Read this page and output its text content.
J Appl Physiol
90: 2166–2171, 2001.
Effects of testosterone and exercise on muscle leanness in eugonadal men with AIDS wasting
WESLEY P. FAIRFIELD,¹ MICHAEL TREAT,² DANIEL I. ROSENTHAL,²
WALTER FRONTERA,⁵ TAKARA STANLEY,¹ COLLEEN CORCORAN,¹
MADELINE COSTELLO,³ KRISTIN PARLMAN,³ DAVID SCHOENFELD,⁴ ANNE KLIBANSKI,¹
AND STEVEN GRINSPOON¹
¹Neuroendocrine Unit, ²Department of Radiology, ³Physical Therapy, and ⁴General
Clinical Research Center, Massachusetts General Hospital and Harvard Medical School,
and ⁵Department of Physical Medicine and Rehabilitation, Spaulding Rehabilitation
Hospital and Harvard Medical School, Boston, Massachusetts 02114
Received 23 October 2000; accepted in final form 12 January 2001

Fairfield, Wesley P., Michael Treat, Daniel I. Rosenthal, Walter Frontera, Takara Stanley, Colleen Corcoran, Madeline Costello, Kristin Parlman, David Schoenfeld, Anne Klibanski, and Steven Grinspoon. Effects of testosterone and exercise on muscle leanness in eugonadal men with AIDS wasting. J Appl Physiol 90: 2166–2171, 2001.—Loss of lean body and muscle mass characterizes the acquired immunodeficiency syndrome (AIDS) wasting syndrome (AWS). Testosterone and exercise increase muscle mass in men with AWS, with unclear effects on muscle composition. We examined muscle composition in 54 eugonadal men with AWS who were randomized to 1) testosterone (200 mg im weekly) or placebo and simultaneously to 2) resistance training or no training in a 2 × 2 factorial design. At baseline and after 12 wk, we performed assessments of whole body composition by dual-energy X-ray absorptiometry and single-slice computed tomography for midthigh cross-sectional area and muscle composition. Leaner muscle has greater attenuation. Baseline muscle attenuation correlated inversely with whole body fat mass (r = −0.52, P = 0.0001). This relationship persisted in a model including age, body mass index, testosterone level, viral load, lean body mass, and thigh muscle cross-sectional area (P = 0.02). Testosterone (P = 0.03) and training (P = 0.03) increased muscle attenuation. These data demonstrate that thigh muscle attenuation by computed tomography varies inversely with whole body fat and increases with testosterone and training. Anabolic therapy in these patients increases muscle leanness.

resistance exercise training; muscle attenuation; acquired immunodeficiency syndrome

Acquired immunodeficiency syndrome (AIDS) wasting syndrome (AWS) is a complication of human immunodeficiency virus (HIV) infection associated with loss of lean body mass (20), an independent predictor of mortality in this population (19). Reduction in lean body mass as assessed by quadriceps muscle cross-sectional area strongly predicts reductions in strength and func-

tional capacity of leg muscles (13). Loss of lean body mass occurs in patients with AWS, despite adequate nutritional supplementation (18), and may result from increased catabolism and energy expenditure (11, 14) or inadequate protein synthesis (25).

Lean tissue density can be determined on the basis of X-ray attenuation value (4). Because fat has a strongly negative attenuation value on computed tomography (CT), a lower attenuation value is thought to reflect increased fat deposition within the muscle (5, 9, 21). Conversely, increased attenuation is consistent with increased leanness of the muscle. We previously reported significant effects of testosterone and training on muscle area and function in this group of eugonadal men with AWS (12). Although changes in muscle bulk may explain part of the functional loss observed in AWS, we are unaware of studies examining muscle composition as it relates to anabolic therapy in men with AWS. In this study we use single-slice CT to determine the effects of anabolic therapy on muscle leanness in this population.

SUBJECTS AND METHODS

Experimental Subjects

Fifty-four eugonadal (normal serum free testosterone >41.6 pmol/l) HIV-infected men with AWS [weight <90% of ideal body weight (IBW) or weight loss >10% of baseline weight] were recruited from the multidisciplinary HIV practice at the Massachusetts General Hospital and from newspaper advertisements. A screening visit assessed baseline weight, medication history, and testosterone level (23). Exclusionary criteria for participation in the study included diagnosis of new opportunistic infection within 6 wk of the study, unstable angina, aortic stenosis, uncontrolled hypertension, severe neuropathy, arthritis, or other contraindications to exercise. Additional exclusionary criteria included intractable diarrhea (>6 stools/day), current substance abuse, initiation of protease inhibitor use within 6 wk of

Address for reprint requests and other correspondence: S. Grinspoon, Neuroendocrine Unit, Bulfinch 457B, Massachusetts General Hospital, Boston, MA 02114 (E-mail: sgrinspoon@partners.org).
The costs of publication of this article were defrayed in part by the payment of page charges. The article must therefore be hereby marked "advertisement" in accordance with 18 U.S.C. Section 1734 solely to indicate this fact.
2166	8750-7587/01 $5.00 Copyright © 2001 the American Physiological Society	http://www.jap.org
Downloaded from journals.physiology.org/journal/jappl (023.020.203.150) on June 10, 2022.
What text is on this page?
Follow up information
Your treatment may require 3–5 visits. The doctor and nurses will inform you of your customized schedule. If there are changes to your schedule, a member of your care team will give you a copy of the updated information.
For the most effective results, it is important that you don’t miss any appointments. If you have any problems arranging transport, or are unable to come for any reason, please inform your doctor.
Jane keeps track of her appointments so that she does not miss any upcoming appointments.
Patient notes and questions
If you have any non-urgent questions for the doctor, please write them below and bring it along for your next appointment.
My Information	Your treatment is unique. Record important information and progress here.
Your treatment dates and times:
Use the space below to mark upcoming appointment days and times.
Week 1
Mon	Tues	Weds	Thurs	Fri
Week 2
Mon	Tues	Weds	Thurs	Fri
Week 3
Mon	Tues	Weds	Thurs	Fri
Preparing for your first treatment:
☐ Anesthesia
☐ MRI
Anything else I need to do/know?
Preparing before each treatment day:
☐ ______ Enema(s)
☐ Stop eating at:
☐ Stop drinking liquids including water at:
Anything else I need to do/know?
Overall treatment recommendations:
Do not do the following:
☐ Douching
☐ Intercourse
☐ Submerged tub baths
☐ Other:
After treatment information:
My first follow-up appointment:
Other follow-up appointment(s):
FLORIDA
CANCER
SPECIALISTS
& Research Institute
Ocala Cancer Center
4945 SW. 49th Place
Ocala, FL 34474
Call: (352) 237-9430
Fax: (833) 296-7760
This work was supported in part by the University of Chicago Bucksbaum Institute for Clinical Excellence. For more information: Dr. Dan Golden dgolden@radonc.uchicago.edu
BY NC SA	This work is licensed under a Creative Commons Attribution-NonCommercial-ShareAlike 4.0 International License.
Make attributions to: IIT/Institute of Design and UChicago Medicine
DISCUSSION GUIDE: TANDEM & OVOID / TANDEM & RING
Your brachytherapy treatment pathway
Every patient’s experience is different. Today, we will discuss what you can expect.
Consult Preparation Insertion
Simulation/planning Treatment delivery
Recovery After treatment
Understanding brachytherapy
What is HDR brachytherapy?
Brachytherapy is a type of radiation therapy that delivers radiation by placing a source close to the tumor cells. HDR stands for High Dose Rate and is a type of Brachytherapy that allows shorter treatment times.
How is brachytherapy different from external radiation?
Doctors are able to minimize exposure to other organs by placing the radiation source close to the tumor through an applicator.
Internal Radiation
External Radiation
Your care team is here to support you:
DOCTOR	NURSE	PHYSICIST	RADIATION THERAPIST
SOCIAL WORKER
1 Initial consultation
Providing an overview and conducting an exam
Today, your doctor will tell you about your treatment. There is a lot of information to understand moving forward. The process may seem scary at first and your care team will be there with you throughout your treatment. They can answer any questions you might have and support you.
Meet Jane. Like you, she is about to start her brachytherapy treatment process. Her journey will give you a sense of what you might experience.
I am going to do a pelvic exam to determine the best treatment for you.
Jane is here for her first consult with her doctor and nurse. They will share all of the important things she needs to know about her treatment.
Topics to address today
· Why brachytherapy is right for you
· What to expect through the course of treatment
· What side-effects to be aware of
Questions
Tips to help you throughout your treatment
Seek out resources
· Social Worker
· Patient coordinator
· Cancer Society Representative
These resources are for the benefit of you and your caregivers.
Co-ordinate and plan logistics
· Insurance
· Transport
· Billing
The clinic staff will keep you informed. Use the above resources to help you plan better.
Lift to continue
...
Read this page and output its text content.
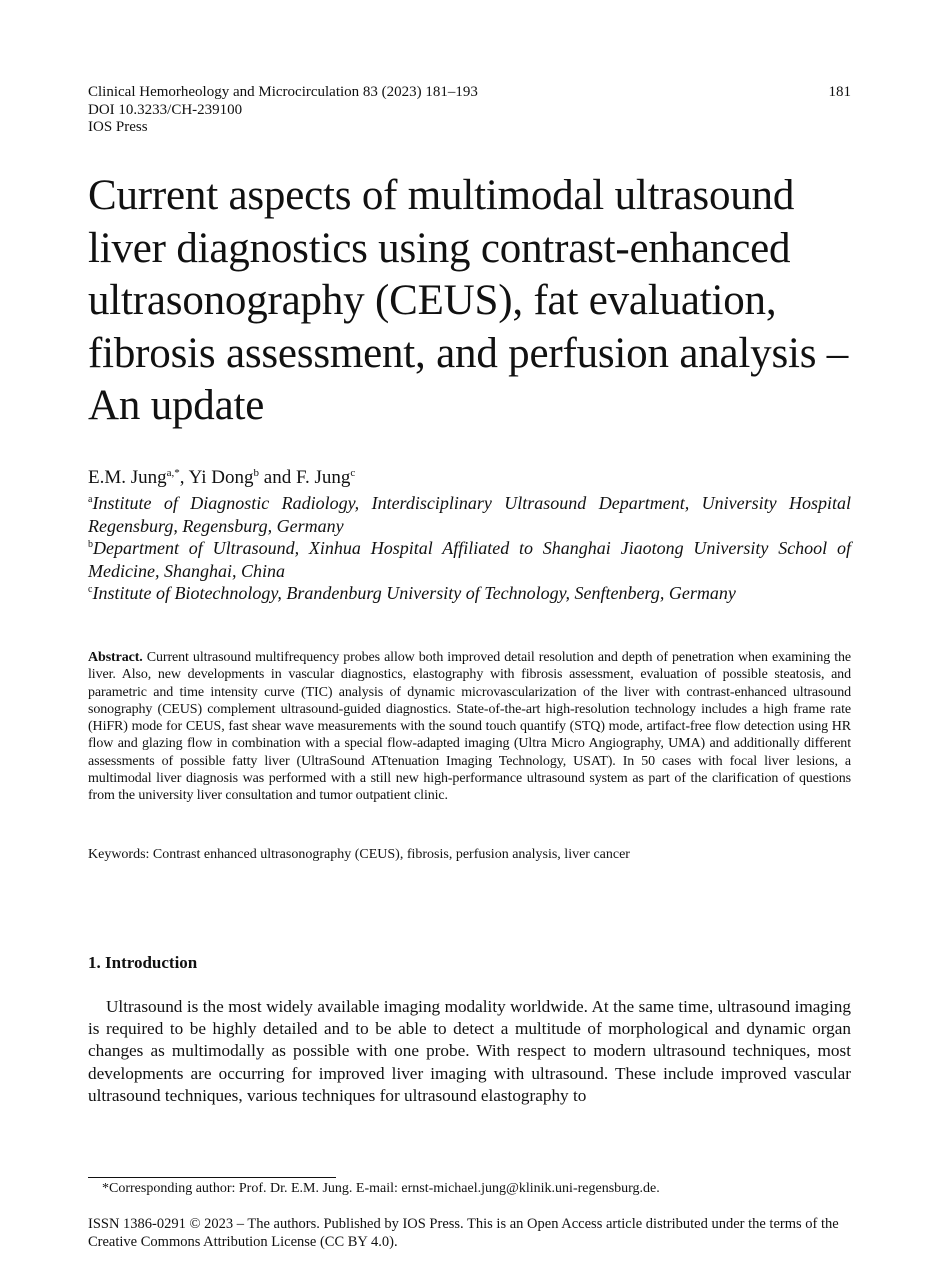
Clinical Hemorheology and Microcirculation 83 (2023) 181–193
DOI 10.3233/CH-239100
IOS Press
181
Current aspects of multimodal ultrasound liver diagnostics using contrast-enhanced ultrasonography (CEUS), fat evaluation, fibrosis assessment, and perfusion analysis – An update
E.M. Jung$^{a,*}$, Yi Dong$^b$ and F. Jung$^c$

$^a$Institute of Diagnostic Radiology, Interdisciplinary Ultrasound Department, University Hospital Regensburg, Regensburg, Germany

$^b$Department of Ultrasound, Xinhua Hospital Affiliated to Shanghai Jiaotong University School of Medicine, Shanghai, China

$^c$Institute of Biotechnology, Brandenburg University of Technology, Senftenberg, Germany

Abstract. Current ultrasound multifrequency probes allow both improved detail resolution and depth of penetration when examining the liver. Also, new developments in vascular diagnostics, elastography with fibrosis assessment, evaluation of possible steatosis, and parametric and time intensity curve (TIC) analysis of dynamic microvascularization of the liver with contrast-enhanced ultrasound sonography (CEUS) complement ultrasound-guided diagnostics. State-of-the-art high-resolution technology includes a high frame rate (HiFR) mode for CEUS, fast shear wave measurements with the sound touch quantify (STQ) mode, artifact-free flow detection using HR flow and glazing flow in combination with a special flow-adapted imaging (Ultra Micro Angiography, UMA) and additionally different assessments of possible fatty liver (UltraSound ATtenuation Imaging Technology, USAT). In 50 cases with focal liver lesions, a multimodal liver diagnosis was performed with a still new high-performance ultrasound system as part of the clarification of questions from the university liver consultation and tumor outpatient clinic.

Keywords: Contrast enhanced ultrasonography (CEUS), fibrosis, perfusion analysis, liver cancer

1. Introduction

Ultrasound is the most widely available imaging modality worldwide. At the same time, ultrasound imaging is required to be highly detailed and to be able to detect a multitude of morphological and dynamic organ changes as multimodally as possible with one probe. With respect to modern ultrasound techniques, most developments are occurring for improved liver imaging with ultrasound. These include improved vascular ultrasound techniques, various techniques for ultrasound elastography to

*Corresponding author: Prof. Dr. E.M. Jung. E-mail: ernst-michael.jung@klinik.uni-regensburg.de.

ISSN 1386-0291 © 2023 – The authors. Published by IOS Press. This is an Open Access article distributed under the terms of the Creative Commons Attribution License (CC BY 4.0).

> **WORK REQUEST**: The required answer is each line of the entries containing the string "expect".

> **WRITTEN SOLUTION**:
Every patient’s experience is different. Today, we will discuss what you can expect.
· What to expect through the course of treatment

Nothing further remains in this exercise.